Changes in other physiological measures were well tolerated. Heart rate, blood pressure, SVI and CI declined after the start of dexmedetomidine, but remained stable for the hours after the initial decline (Fig 2). This is consistent with prior reports of hemodynamic changes with plasma levels of dexmedetomidine <1.9 ng/ml, which decrease circulating catecholamine levels [34]. Respiratory rate did not change by any clinically significant amount, which is consistent with the minimal respiratory depression associated with dexmedetomidine [35,36]. However, the respiratory rates declined more in the participants with external cooling than in those with no cooling (Fig 2). It is possible there is an interaction between lower core temperature and dexmedetomidine that alters the respiratory drive. Because VCO2 and SpO2 did not differ between participants based on cooling, there is no evidence that the difference in respiratory rate was driven by altered CO2-drive or hypoxemia. However, we did not measure tidal volume or end-tidal CO2, we cannot determine if total ventilation declined based solely on respiratory rate. Understanding any drug-temperature interaction on respiratory mechanics will require further study.

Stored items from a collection
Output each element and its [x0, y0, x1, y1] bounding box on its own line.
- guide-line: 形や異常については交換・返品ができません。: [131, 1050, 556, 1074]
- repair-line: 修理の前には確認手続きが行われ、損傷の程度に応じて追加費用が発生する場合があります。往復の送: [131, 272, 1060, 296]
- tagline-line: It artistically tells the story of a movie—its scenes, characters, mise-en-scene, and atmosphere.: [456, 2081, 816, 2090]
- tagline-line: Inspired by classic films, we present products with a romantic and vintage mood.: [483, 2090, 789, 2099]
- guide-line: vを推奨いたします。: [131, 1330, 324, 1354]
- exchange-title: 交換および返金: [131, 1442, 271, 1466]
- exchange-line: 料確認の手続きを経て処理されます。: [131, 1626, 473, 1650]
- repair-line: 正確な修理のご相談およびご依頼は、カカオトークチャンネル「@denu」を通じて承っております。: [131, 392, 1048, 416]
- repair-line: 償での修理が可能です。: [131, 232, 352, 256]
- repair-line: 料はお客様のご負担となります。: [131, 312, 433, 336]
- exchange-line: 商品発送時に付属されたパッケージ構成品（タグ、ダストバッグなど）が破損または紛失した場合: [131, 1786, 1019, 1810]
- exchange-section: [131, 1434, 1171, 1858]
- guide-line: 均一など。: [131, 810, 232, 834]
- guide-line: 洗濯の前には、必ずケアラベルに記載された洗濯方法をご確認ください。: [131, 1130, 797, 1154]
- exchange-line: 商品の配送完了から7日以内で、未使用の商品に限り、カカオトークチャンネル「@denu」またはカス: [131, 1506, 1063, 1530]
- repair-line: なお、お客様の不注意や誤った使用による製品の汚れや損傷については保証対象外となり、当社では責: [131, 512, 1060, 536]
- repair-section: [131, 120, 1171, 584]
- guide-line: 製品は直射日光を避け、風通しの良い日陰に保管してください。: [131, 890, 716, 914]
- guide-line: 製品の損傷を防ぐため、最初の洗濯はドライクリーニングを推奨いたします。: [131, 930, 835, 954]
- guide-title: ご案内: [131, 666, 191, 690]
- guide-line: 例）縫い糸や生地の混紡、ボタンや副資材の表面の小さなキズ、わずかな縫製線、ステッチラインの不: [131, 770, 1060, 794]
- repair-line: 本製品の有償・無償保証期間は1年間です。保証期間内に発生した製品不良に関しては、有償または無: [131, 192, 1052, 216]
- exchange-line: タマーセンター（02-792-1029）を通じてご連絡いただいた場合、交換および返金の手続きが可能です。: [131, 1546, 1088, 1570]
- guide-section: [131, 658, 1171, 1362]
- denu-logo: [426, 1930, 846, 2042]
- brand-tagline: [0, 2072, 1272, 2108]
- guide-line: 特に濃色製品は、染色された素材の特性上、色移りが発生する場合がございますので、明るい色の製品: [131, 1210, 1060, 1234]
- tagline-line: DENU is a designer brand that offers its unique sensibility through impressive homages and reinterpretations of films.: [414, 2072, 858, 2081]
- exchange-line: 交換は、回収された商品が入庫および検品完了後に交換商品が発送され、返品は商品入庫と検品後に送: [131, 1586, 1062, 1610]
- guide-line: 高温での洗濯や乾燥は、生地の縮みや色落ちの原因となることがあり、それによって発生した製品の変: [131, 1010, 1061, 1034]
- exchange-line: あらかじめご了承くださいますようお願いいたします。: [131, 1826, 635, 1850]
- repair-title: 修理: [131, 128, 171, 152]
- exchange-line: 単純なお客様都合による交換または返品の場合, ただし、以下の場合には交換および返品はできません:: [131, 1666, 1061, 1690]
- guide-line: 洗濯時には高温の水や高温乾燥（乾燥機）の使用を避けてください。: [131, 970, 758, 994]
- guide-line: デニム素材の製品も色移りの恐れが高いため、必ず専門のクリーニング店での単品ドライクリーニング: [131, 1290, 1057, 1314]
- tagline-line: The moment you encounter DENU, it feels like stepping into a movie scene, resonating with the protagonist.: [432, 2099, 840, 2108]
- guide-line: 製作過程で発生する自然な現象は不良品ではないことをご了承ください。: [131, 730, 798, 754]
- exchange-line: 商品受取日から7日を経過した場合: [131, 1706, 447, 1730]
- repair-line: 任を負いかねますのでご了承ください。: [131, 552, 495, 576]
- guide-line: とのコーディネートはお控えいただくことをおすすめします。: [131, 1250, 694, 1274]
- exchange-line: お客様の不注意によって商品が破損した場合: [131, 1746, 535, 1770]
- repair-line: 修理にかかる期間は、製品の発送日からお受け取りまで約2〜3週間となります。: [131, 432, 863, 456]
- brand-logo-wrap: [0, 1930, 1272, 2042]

> **INSTRUCTIONS**
(a) Answer these questions using the passage on dexmedetomidine and physiological measures.
(i) Which measures declined after dexmedetomidine was started but then remained stable?
(ii) In which participants did respiratory rates decline more?
(iii) Which two measures did not differ between participants based on cooling?
(b) For each statement, say whether it agrees with the passage on dexmedetomidine and physiological measures, and quote the words that decide it.
(i) Respiratory rate changed by a clinically significant amount.
(ii) The hemodynamic changes match earlier reports at plasma dexmedetomidine levels below 1.9 ng/ml.
(iii) Hypoxemia is shown to have caused the difference in respiratory rate.
(c) Pick up the passage on dexmedetomidine and physiological measures after its last sentence, and continue it.

> **EXPECTED OUTPUTS**
(a)
(i) Heart rate, blood pressure, SVI and CI.
(ii) The participants with external cooling.
(iii) VCO2 and SpO2.

(b)
(i) No: "Respiratory rate did not change by any clinically significant amount"
(ii) Yes: "This is consistent with prior reports of hemodynamic changes with plasma levels of dexmedetomidine <1.9 ng/ml"
(iii) No: "there is no evidence that the difference in respiratory rate was driven by altered CO2-drive or hypoxemia"

(c)
Few studies have been done to investigate drug-induced and temperature-induced reductions of metabolism in healthy individuals. To our knowledge, this is the first study to use an oral-loading bolus, followed by a SQI of dexmedetomidine to initiate metabolic reduction. While our study did not demonstrate a difference in metabolic reduction with the addition of cooling, a study by Hostler and colleagues investigating the impacts of hypothermic and thermal neutral conditions on metabolism found a greater reduction in metabolism occurred in hypothermic environmental conditions. While the drug administration method, and study duration differed, these conflicting results further emphasize the need to better understand the relationship between metabolism and temperature [37].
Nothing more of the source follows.